::: PROVIDED RECORDS :::

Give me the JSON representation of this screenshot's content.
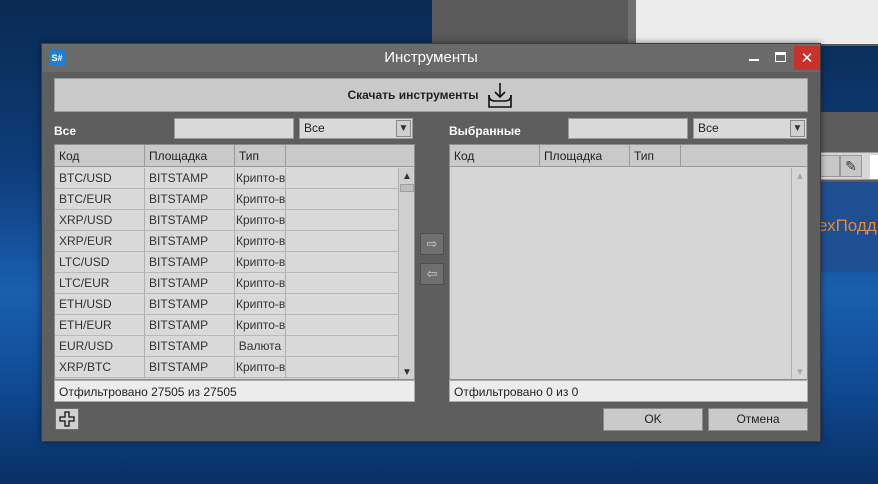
{
  "dialog": {
    "title": "Инструменты",
    "app_icon_label": "S#",
    "download_label": "Скачать инструменты",
    "minimize_glyph": "▬",
    "maximize_glyph": "☐",
    "close_glyph": "✕"
  },
  "left": {
    "label": "Все",
    "filter_value": "Все",
    "columns": [
      "Код",
      "Площадка",
      "Тип"
    ],
    "rows": [
      {
        "code": "BTC/USD",
        "board": "BITSTAMP",
        "type": "Крипто-в"
      },
      {
        "code": "BTC/EUR",
        "board": "BITSTAMP",
        "type": "Крипто-в"
      },
      {
        "code": "XRP/USD",
        "board": "BITSTAMP",
        "type": "Крипто-в"
      },
      {
        "code": "XRP/EUR",
        "board": "BITSTAMP",
        "type": "Крипто-в"
      },
      {
        "code": "LTC/USD",
        "board": "BITSTAMP",
        "type": "Крипто-в"
      },
      {
        "code": "LTC/EUR",
        "board": "BITSTAMP",
        "type": "Крипто-в"
      },
      {
        "code": "ETH/USD",
        "board": "BITSTAMP",
        "type": "Крипто-в"
      },
      {
        "code": "ETH/EUR",
        "board": "BITSTAMP",
        "type": "Крипто-в"
      },
      {
        "code": "EUR/USD",
        "board": "BITSTAMP",
        "type": "Валюта"
      },
      {
        "code": "XRP/BTC",
        "board": "BITSTAMP",
        "type": "Крипто-в"
      }
    ],
    "status": "Отфильтровано 27505 из 27505"
  },
  "right": {
    "label": "Выбранные",
    "filter_value": "Все",
    "columns": [
      "Код",
      "Площадка",
      "Тип"
    ],
    "status": "Отфильтровано 0 из 0"
  },
  "move_right_glyph": "⇨",
  "move_left_glyph": "⇦",
  "ok_label": "OK",
  "cancel_label": "Отмена",
  "background": {
    "orange_text": "ехПодд"
  },
  "colors": {
    "accent_close": "#c8322d",
    "app_icon": "#1e7fd4",
    "orange": "#f08a24"
  }
}
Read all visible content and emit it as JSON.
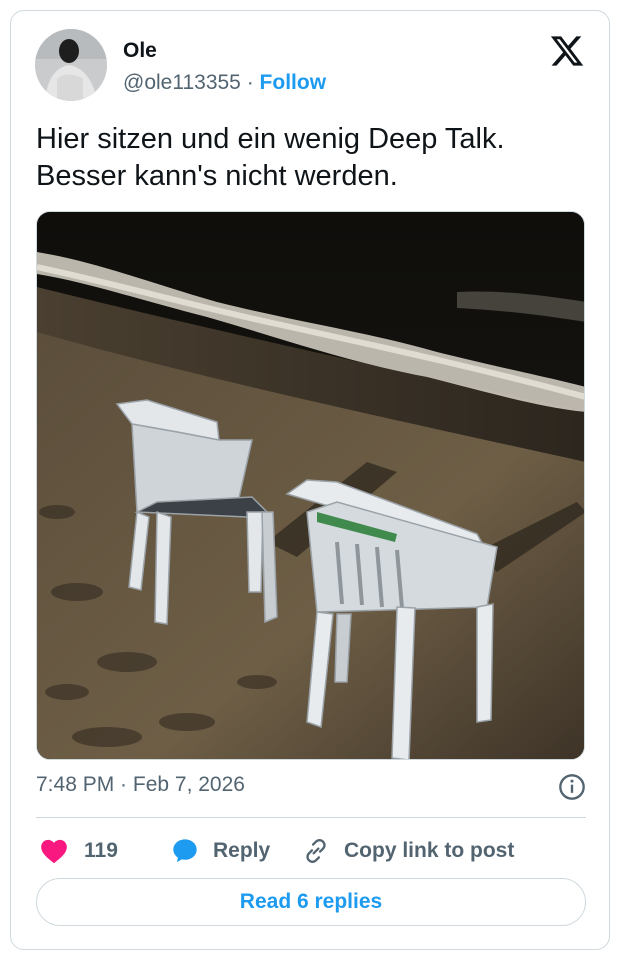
{
  "author": {
    "name": "Ole",
    "handle": "@ole113355",
    "separator": "·",
    "follow_label": "Follow"
  },
  "tweet": {
    "lines": [
      "Hier sitzen und ein wenig Deep Talk.",
      "Besser kann's nicht werden."
    ]
  },
  "media": {
    "icon": "photo-beach-chairs-at-night"
  },
  "meta": {
    "timestamp": "7:48 PM · Feb 7, 2026"
  },
  "actions": {
    "like_count": "119",
    "reply_label": "Reply",
    "copy_label": "Copy link to post"
  },
  "read_replies_label": "Read 6 replies",
  "colors": {
    "accent": "#1d9bf0",
    "like": "#f91880",
    "text": "#0f1419",
    "secondary": "#536471",
    "border": "#cfd9de"
  }
}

:::

**CHALLENGE:**
Go to the line containing "Read all visible content and emit it as JSON." and set it down, along with every later line through the last one, exactly as written and without the pictures.

**SOLVED PROBLEM:**
Read all visible content and emit it as JSON.
{
  "author": {
    "name": "Ole",
    "handle": "@ole113355",
    "separator": "·",
    "follow_label": "Follow"
  },
  "tweet": {
    "lines": [
      "Hier sitzen und ein wenig Deep Talk.",
      "Besser kann's nicht werden."
    ]
  },
  "media": {
    "icon": "photo-beach-chairs-at-night"
  },
  "meta": {
    "timestamp": "7:48 PM · Feb 7, 2026"
  },
  "actions": {
    "like_count": "119",
    "reply_label": "Reply",
    "copy_label": "Copy link to post"
  },
  "read_replies_label": "Read 6 replies",
  "colors": {
    "accent": "#1d9bf0",
    "like": "#f91880",
    "text": "#0f1419",
    "secondary": "#536471",
    "border": "#cfd9de"
  }
}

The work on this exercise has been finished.